Goal: Find the lines that hold "void". Report only how many there are.

Provided records:
::::::
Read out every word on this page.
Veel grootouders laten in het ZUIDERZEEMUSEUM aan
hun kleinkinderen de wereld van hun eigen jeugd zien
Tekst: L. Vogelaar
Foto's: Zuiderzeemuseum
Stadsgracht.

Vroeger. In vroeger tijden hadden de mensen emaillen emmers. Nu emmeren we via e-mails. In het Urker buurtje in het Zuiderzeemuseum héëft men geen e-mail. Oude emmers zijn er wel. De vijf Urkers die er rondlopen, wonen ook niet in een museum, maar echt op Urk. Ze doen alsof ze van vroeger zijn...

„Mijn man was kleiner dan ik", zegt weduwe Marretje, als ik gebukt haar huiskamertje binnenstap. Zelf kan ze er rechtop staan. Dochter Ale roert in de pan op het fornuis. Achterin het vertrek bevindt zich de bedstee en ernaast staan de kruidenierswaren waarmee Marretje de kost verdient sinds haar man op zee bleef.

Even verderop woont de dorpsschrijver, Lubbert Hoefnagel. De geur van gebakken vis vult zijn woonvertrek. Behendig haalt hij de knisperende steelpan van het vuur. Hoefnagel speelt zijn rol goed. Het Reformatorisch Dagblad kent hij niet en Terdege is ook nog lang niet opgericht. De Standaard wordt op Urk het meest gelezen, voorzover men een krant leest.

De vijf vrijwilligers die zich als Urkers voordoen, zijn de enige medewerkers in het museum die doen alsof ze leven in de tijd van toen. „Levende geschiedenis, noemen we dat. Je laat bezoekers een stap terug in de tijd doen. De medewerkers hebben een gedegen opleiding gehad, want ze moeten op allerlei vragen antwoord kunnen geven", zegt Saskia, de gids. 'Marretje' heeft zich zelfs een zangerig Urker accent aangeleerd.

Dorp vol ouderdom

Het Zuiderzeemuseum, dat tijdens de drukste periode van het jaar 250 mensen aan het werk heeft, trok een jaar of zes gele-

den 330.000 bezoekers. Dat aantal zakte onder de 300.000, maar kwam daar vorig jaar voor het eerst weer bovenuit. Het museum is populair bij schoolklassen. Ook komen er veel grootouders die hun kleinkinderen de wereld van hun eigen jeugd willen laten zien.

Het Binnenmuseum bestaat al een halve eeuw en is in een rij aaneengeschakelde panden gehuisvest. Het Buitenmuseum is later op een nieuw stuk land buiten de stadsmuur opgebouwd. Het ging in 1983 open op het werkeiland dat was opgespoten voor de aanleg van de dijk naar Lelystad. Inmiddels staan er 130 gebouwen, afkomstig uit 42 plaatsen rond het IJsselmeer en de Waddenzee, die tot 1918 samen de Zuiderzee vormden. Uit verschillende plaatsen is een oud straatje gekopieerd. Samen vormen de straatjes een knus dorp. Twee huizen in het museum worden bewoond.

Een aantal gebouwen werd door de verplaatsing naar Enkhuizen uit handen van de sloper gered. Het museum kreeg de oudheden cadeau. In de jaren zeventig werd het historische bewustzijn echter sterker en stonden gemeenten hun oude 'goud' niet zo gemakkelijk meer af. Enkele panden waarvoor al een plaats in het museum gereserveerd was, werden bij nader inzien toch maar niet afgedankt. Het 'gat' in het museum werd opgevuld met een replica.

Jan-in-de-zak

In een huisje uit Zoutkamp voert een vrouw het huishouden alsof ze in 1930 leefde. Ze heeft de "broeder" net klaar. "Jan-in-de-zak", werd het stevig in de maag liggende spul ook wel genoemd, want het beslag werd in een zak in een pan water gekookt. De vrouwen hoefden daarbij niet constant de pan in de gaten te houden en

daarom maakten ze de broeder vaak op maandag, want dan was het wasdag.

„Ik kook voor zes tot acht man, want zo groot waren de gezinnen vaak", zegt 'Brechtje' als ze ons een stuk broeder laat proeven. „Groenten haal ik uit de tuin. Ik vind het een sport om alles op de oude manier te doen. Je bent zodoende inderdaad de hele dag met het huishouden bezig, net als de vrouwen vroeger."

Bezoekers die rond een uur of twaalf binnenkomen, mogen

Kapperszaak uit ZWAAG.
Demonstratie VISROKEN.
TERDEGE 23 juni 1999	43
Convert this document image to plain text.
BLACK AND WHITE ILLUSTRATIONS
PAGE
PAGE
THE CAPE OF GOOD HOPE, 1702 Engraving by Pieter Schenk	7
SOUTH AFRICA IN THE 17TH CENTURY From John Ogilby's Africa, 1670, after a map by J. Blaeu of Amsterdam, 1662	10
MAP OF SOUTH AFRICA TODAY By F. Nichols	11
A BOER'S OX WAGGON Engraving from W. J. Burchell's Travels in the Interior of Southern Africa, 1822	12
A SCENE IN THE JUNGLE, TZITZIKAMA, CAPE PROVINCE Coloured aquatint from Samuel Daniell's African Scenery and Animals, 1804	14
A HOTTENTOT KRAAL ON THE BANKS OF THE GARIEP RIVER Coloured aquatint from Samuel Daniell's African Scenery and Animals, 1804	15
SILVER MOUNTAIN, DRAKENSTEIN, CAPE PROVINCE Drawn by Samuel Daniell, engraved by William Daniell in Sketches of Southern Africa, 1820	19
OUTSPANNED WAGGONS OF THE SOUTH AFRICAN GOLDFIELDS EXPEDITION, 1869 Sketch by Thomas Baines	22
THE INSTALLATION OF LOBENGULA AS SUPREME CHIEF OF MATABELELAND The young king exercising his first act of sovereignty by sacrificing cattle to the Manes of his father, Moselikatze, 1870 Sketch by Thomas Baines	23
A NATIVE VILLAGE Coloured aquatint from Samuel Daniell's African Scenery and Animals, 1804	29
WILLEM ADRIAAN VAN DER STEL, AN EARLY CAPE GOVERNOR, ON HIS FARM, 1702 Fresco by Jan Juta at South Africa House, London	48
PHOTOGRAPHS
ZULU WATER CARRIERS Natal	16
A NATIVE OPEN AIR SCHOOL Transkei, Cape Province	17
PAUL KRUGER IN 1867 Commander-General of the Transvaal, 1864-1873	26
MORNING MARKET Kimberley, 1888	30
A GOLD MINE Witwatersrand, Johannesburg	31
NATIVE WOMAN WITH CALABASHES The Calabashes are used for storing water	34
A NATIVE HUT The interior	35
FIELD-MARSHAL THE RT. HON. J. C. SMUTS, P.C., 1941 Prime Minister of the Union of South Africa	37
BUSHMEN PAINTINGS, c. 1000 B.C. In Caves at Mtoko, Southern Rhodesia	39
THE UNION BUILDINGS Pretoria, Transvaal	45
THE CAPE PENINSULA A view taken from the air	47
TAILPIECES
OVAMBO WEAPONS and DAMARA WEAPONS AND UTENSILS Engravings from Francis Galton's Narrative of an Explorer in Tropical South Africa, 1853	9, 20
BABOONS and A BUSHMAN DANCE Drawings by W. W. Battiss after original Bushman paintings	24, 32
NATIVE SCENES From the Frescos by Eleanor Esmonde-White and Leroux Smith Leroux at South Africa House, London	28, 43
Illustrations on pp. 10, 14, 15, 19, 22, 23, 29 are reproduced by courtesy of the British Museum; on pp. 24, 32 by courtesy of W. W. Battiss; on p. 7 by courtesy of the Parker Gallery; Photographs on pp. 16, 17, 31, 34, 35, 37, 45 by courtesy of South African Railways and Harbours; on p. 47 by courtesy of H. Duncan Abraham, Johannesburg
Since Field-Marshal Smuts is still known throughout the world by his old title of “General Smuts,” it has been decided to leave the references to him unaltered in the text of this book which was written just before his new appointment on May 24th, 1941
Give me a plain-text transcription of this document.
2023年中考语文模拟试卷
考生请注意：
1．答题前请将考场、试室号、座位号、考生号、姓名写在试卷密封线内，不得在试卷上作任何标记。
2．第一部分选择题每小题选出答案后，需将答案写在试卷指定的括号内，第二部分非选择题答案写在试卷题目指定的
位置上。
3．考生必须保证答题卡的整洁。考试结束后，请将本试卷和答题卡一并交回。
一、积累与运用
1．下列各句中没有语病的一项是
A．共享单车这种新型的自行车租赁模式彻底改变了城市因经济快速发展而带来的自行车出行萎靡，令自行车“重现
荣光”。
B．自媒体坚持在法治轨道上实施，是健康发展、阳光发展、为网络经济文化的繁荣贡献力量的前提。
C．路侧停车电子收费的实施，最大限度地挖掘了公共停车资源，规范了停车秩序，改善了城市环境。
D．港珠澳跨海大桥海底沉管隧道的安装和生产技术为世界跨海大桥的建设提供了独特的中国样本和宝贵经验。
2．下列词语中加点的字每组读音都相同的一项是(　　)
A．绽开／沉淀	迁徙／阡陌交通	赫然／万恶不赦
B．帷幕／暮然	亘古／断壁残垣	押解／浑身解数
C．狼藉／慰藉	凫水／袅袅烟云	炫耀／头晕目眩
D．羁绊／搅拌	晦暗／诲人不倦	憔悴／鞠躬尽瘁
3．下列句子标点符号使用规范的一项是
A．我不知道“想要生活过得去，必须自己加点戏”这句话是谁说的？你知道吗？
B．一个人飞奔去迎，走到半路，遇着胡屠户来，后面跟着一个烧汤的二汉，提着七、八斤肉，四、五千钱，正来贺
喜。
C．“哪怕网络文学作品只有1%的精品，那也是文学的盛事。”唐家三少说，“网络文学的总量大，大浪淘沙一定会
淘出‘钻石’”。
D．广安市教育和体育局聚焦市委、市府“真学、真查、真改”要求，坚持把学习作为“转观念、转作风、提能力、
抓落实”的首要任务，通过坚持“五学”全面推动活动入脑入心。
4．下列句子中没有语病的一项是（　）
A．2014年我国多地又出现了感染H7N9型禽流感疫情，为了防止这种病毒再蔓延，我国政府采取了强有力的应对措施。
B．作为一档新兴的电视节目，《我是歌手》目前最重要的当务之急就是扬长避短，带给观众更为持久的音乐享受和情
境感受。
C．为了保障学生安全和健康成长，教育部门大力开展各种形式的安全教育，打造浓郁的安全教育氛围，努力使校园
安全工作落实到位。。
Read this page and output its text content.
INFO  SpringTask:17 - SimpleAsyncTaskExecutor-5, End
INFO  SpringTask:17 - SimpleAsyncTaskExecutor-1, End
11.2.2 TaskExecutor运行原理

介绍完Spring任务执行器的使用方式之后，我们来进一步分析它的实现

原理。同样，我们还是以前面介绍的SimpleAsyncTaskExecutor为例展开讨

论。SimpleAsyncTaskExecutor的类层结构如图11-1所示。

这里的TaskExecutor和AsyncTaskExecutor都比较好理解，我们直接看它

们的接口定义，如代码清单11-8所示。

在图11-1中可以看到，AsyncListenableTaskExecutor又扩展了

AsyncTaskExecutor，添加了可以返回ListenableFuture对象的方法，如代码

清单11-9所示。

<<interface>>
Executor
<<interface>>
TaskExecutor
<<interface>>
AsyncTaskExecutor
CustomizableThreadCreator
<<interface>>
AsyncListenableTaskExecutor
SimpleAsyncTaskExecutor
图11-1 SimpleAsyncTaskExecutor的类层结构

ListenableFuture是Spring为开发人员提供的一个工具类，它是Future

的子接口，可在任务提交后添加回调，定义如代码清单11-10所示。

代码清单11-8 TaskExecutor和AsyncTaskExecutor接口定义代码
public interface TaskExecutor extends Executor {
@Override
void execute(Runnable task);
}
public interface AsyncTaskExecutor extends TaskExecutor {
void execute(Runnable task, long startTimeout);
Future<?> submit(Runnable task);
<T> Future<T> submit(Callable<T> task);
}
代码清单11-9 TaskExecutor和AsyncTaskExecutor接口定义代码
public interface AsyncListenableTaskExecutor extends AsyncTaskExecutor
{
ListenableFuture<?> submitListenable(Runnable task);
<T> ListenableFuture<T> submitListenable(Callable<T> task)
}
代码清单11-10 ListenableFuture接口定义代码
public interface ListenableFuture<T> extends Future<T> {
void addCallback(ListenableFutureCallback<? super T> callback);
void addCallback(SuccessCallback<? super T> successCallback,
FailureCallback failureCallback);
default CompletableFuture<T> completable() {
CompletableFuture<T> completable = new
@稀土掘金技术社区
::::::
Answer to the problem: 4